Aim: Each record must be reproduced exactly as it is shown.
## BEGIN Extracted records
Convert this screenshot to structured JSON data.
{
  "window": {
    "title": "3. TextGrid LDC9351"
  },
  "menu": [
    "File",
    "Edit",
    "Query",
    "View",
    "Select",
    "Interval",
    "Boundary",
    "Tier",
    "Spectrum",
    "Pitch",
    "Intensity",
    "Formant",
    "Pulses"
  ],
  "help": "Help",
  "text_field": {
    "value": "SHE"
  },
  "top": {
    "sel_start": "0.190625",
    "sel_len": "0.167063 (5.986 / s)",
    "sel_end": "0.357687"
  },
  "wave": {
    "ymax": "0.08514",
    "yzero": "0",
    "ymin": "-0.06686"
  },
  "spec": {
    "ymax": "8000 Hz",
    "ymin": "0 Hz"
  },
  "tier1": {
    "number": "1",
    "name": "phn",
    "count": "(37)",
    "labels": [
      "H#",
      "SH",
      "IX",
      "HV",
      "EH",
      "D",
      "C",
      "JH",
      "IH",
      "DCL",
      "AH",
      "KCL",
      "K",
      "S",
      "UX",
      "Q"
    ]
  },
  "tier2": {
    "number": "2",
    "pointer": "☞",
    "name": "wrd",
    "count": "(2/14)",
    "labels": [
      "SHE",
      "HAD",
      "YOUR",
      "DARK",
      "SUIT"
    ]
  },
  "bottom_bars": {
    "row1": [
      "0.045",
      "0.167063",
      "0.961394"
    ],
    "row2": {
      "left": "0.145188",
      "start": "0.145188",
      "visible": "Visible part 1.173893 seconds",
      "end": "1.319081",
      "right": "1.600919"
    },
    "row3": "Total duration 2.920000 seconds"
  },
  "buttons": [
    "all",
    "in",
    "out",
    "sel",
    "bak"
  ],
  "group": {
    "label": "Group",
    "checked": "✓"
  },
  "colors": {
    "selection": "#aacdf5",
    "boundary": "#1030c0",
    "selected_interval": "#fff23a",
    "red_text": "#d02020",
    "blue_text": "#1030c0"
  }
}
## END Extracted records
Solution:
Convert this screenshot to structured JSON data.
{
  "window": {
    "title": "3. TextGrid LDC9351"
  },
  "menu": [
    "File",
    "Edit",
    "Query",
    "View",
    "Select",
    "Interval",
    "Boundary",
    "Tier",
    "Spectrum",
    "Pitch",
    "Intensity",
    "Formant",
    "Pulses"
  ],
  "help": "Help",
  "text_field": {
    "value": "SHE"
  },
  "top": {
    "sel_start": "0.190625",
    "sel_len": "0.167063 (5.986 / s)",
    "sel_end": "0.357687"
  },
  "wave": {
    "ymax": "0.08514",
    "yzero": "0",
    "ymin": "-0.06686"
  },
  "spec": {
    "ymax": "8000 Hz",
    "ymin": "0 Hz"
  },
  "tier1": {
    "number": "1",
    "name": "phn",
    "count": "(37)",
    "labels": [
      "H#",
      "SH",
      "IX",
      "HV",
      "EH",
      "D",
      "C",
      "JH",
      "IH",
      "DCL",
      "AH",
      "KCL",
      "K",
      "S",
      "UX",
      "Q"
    ]
  },
  "tier2": {
    "number": "2",
    "pointer": "☞",
    "name": "wrd",
    "count": "(2/14)",
    "labels": [
      "SHE",
      "HAD",
      "YOUR",
      "DARK",
      "SUIT"
    ]
  },
  "bottom_bars": {
    "row1": [
      "0.045",
      "0.167063",
      "0.961394"
    ],
    "row2": {
      "left": "0.145188",
      "start": "0.145188",
      "visible": "Visible part 1.173893 seconds",
      "end": "1.319081",
      "right": "1.600919"
    },
    "row3": "Total duration 2.920000 seconds"
  },
  "buttons": [
    "all",
    "in",
    "out",
    "sel",
    "bak"
  ],
  "group": {
    "label": "Group",
    "checked": "✓"
  },
  "colors": {
    "selection": "#aacdf5",
    "boundary": "#1030c0",
    "selected_interval": "#fff23a",
    "red_text": "#d02020",
    "blue_text": "#1030c0"
  }
}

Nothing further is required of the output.